**EXTRACTED INFORMATION:**
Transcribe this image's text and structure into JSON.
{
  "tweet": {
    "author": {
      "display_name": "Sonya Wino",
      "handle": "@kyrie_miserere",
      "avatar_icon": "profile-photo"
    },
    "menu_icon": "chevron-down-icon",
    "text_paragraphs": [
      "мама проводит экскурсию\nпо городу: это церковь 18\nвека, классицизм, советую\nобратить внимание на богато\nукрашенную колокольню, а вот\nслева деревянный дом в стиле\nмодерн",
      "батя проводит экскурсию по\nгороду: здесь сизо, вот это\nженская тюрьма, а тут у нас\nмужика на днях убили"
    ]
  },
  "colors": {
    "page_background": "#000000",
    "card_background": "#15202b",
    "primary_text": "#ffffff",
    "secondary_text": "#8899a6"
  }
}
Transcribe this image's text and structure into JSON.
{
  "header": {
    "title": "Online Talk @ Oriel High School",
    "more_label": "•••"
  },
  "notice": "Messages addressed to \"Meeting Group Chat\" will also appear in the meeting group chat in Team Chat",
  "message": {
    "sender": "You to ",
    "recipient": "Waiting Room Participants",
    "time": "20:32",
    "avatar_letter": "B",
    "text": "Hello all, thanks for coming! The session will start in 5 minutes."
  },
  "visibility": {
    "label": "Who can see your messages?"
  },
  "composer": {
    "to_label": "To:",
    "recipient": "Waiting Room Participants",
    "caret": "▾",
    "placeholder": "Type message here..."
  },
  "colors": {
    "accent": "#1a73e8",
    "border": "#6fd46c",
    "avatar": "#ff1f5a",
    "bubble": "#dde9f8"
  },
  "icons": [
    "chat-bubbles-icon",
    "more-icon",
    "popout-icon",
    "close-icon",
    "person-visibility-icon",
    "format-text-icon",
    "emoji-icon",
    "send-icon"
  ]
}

**EXERCISE DIRECTIONS:** Find the lines that include the string "visibility", then copy each of them.

**ANSWER FOR THIS EXERCISE:**
  "visibility": {
    "person-visibility-icon",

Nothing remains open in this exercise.